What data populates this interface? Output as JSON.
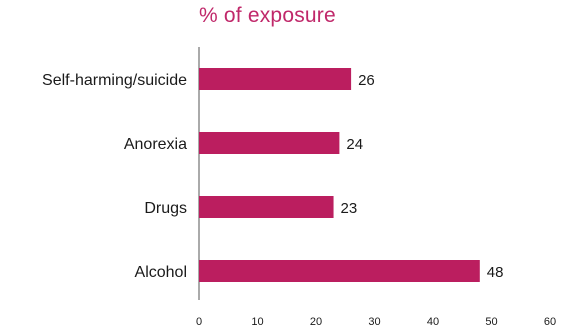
{
  "chart_data": {
    "type": "bar",
    "orientation": "horizontal",
    "title": "% of exposure",
    "xlabel": "",
    "ylabel": "",
    "categories": [
      "Self-harming/suicide",
      "Anorexia",
      "Drugs",
      "Alcohol"
    ],
    "values": [
      26,
      24,
      23,
      48
    ],
    "xlim": [
      0,
      60
    ],
    "xticks": [
      0,
      10,
      20,
      30,
      40,
      50,
      60
    ],
    "grid": false,
    "legend": "none",
    "colors": {
      "bar": "#bb1e5f",
      "title": "#c0286a",
      "text": "#1a1a1a",
      "axis": "#555555"
    }
  }
}
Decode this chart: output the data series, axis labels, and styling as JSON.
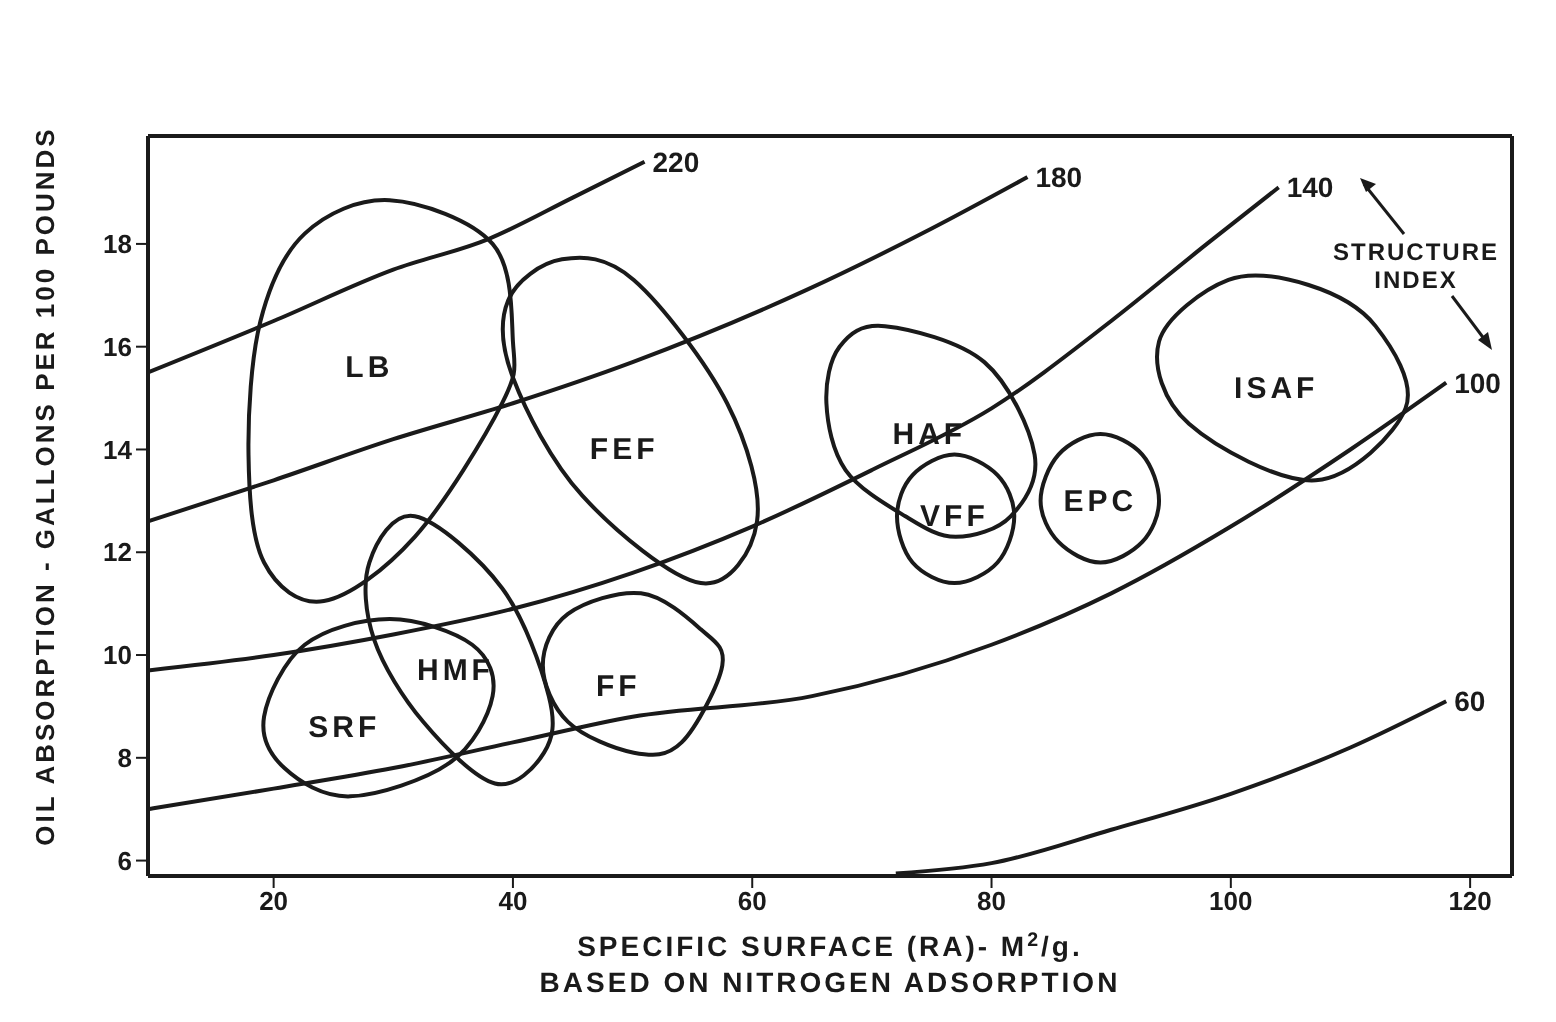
{
  "chart_data": {
    "type": "line",
    "xlabel": "SPECIFIC SURFACE (RA)- M$^{2}$/g.\nBASED ON NITROGEN ADSORPTION",
    "ylabel": "OIL ABSORPTION - GALLONS PER 100 POUNDS",
    "xlim": [
      9.5,
      123.5
    ],
    "ylim": [
      5.7,
      20.1
    ],
    "xticks": [
      20,
      40,
      60,
      80,
      100,
      120
    ],
    "yticks": [
      6,
      8,
      10,
      12,
      14,
      16,
      18
    ],
    "annotations": [
      "STRUCTURE INDEX",
      "LB",
      "FEF",
      "HMF",
      "SRF",
      "FF",
      "HAF",
      "VFF",
      "EPC",
      "ISAF"
    ],
    "series": [
      {
        "name": "220",
        "color": "#1a1a1a",
        "x": [
          9.5,
          20,
          30,
          38,
          45,
          51
        ],
        "values": [
          15.5,
          16.5,
          17.5,
          18.1,
          18.9,
          19.6
        ]
      },
      {
        "name": "180",
        "color": "#1a1a1a",
        "x": [
          9.5,
          20,
          30,
          40,
          50,
          64.5,
          75,
          83
        ],
        "values": [
          12.6,
          13.4,
          14.2,
          14.9,
          15.7,
          17.1,
          18.3,
          19.3
        ]
      },
      {
        "name": "140",
        "color": "#1a1a1a",
        "x": [
          9.5,
          20,
          30,
          40,
          50,
          60,
          70,
          80,
          90,
          98,
          104
        ],
        "values": [
          9.7,
          10,
          10.4,
          10.9,
          11.6,
          12.5,
          13.6,
          14.8,
          16.5,
          18,
          19.1
        ]
      },
      {
        "name": "100",
        "color": "#1a1a1a",
        "x": [
          9.5,
          20,
          30,
          40,
          50,
          65,
          80,
          90,
          100,
          110,
          118
        ],
        "values": [
          7,
          7.4,
          7.8,
          8.3,
          8.8,
          9.2,
          10.2,
          11.2,
          12.5,
          14,
          15.3
        ]
      },
      {
        "name": "60",
        "color": "#1a1a1a",
        "x": [
          72,
          80,
          90,
          100,
          110,
          118
        ],
        "values": [
          5.75,
          5.95,
          6.6,
          7.3,
          8.2,
          9.1
        ]
      }
    ]
  }
}
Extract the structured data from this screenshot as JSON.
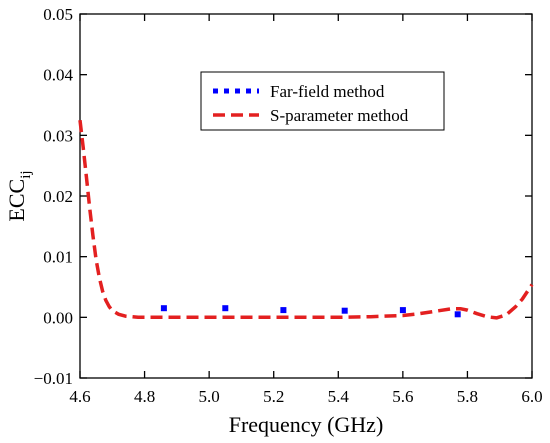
{
  "chart_data": {
    "type": "line",
    "xlabel": "Frequency (GHz)",
    "ylabel_main": "ECC",
    "ylabel_sub": "ij",
    "xlim": [
      4.6,
      6.0
    ],
    "ylim": [
      -0.01,
      0.05
    ],
    "xticks": [
      "4.6",
      "4.8",
      "5.0",
      "5.2",
      "5.4",
      "5.6",
      "5.8",
      "6.0"
    ],
    "yticks": [
      "−0.01",
      "0.00",
      "0.01",
      "0.02",
      "0.03",
      "0.04",
      "0.05"
    ],
    "grid": false,
    "legend_position": "top-right",
    "series": [
      {
        "name": "Far-field method",
        "style": "dotted",
        "color": "#0000ff",
        "x": [
          4.86,
          5.05,
          5.23,
          5.42,
          5.6,
          5.77
        ],
        "y": [
          0.0015,
          0.0015,
          0.0012,
          0.0011,
          0.0012,
          0.0005
        ]
      },
      {
        "name": "S-parameter method",
        "style": "dashed",
        "color": "#e32020",
        "x": [
          4.6,
          4.61,
          4.62,
          4.63,
          4.64,
          4.65,
          4.66,
          4.67,
          4.68,
          4.69,
          4.7,
          4.72,
          4.74,
          4.76,
          4.78,
          4.8,
          5.0,
          5.2,
          5.4,
          5.5,
          5.6,
          5.65,
          5.7,
          5.75,
          5.78,
          5.8,
          5.83,
          5.86,
          5.89,
          5.92,
          5.95,
          5.97,
          6.0
        ],
        "y": [
          0.0325,
          0.028,
          0.023,
          0.018,
          0.0135,
          0.0095,
          0.0065,
          0.0043,
          0.0028,
          0.0018,
          0.0011,
          0.0005,
          0.0002,
          0.0001,
          0.0,
          0.0,
          0.0,
          0.0,
          0.0,
          0.0001,
          0.0003,
          0.0006,
          0.001,
          0.0014,
          0.0014,
          0.0012,
          0.0006,
          0.0001,
          -0.0001,
          0.0004,
          0.0018,
          0.003,
          0.0054
        ]
      }
    ]
  }
}
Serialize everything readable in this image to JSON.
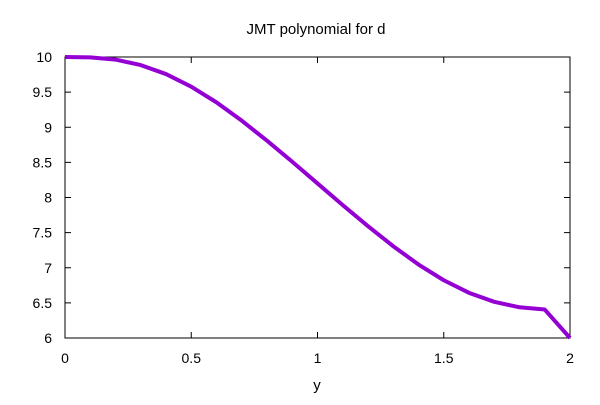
{
  "chart_data": {
    "type": "line",
    "title": "JMT polynomial for d",
    "xlabel": "y",
    "ylabel": "",
    "xlim": [
      0,
      2
    ],
    "ylim": [
      6,
      10
    ],
    "x_ticks": [
      "0",
      "0.5",
      "1",
      "1.5",
      "2"
    ],
    "y_ticks": [
      "6",
      "6.5",
      "7",
      "7.5",
      "8",
      "8.5",
      "9",
      "9.5",
      "10"
    ],
    "grid": false,
    "legend": "none",
    "series": [
      {
        "color": "#9400d3",
        "x": [
          0,
          0.1,
          0.2,
          0.3,
          0.4,
          0.5,
          0.6,
          0.7,
          0.8,
          0.9,
          1.0,
          1.1,
          1.2,
          1.3,
          1.4,
          1.5,
          1.6,
          1.7,
          1.8,
          1.9,
          2.0
        ],
        "y": [
          10,
          9.995,
          9.963,
          9.885,
          9.757,
          9.578,
          9.354,
          9.094,
          8.808,
          8.509,
          8.2,
          7.891,
          7.592,
          7.306,
          7.046,
          6.822,
          6.643,
          6.515,
          6.437,
          6.405,
          6.0
        ]
      }
    ]
  }
}
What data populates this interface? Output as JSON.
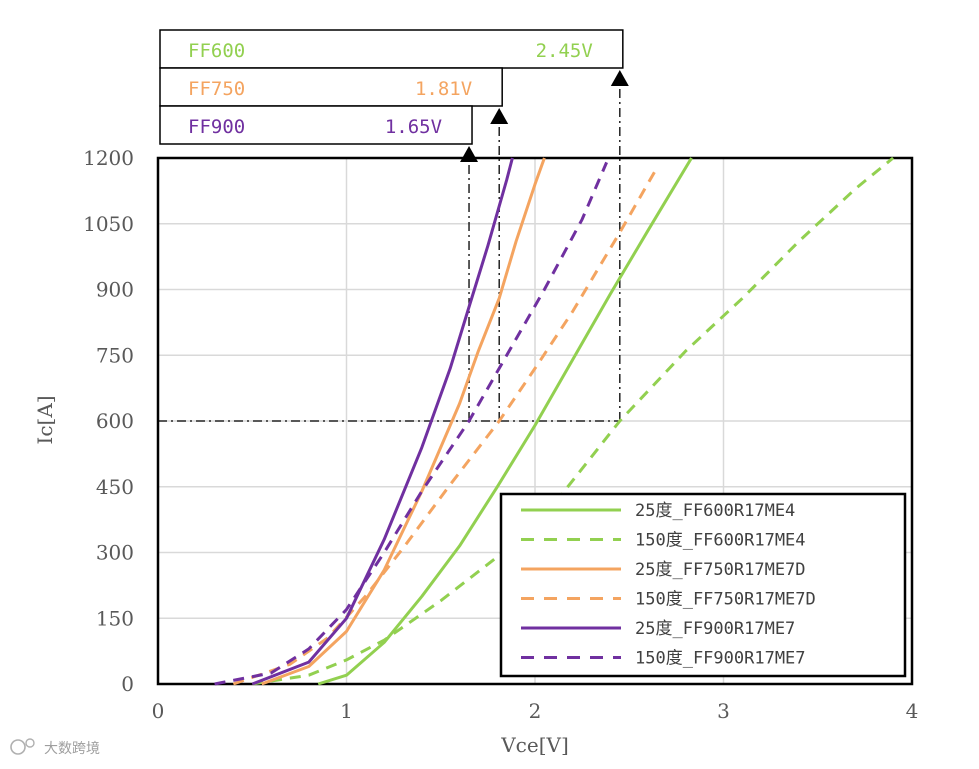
{
  "chart_data": {
    "type": "line",
    "xlabel": "Vce[V]",
    "ylabel": "Ic[A]",
    "xlim": [
      0,
      4
    ],
    "ylim": [
      0,
      1200
    ],
    "xticks": [
      "0",
      "1",
      "2",
      "3",
      "4"
    ],
    "yticks": [
      "0",
      "150",
      "300",
      "450",
      "600",
      "750",
      "900",
      "1050",
      "1200"
    ],
    "grid": true,
    "legend_position": "bottom-right",
    "series": [
      {
        "name": "25度_FF600R17ME4",
        "color": "#92d050",
        "dash": false,
        "x": [
          0.85,
          1.0,
          1.2,
          1.4,
          1.6,
          1.8,
          2.0,
          2.2,
          2.4,
          2.6,
          2.83
        ],
        "y": [
          0,
          20,
          95,
          200,
          315,
          450,
          590,
          740,
          890,
          1035,
          1200
        ]
      },
      {
        "name": "150度_FF600R17ME4",
        "color": "#92d050",
        "dash": true,
        "x": [
          0.5,
          0.8,
          1.0,
          1.2,
          1.5,
          1.8,
          2.1,
          2.45,
          2.8,
          3.1,
          3.4,
          3.7,
          3.9
        ],
        "y": [
          0,
          20,
          55,
          100,
          190,
          290,
          410,
          600,
          760,
          880,
          1010,
          1130,
          1200
        ]
      },
      {
        "name": "25度_FF750R17ME7D",
        "color": "#f4a460",
        "dash": false,
        "x": [
          0.55,
          0.8,
          1.0,
          1.2,
          1.4,
          1.6,
          1.7,
          1.81,
          1.9,
          2.0,
          2.05
        ],
        "y": [
          0,
          40,
          120,
          260,
          440,
          640,
          760,
          880,
          1010,
          1140,
          1200
        ]
      },
      {
        "name": "150度_FF750R17ME7D",
        "color": "#f4a460",
        "dash": true,
        "x": [
          0.4,
          0.7,
          0.9,
          1.1,
          1.3,
          1.55,
          1.81,
          2.0,
          2.2,
          2.45,
          2.65
        ],
        "y": [
          0,
          45,
          105,
          200,
          310,
          455,
          600,
          720,
          850,
          1030,
          1180
        ]
      },
      {
        "name": "25度_FF900R17ME7",
        "color": "#7030a0",
        "dash": false,
        "x": [
          0.5,
          0.8,
          1.0,
          1.2,
          1.4,
          1.55,
          1.65,
          1.75,
          1.85,
          1.88
        ],
        "y": [
          0,
          50,
          150,
          330,
          540,
          720,
          860,
          1000,
          1150,
          1200
        ]
      },
      {
        "name": "150度_FF900R17ME7",
        "color": "#7030a0",
        "dash": true,
        "x": [
          0.3,
          0.6,
          0.8,
          1.0,
          1.2,
          1.4,
          1.65,
          1.85,
          2.05,
          2.25,
          2.38
        ],
        "y": [
          0,
          25,
          80,
          170,
          300,
          440,
          600,
          750,
          900,
          1060,
          1190
        ]
      }
    ],
    "reference": {
      "current": 600,
      "color": "#000000"
    },
    "annotations": [
      {
        "label": "FF600",
        "value": "2.45V",
        "vce": 2.45,
        "color": "#92d050"
      },
      {
        "label": "FF750",
        "value": "1.81V",
        "vce": 1.81,
        "color": "#f4a460"
      },
      {
        "label": "FF900",
        "value": "1.65V",
        "vce": 1.65,
        "color": "#7030a0"
      }
    ]
  },
  "watermark": "大数跨境"
}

════════════════

Search the entries for the word "this", then gather every line that has it.

→ **Output of the exercise**
What data populates this interface? Output as JSON.
Decode this chart: output the data series, axis labels, and styling as JSON.
Extract the structured data from this screenshot as JSON.
Serialize everything readable in this image to JSON.
What data populates this interface? Output as JSON.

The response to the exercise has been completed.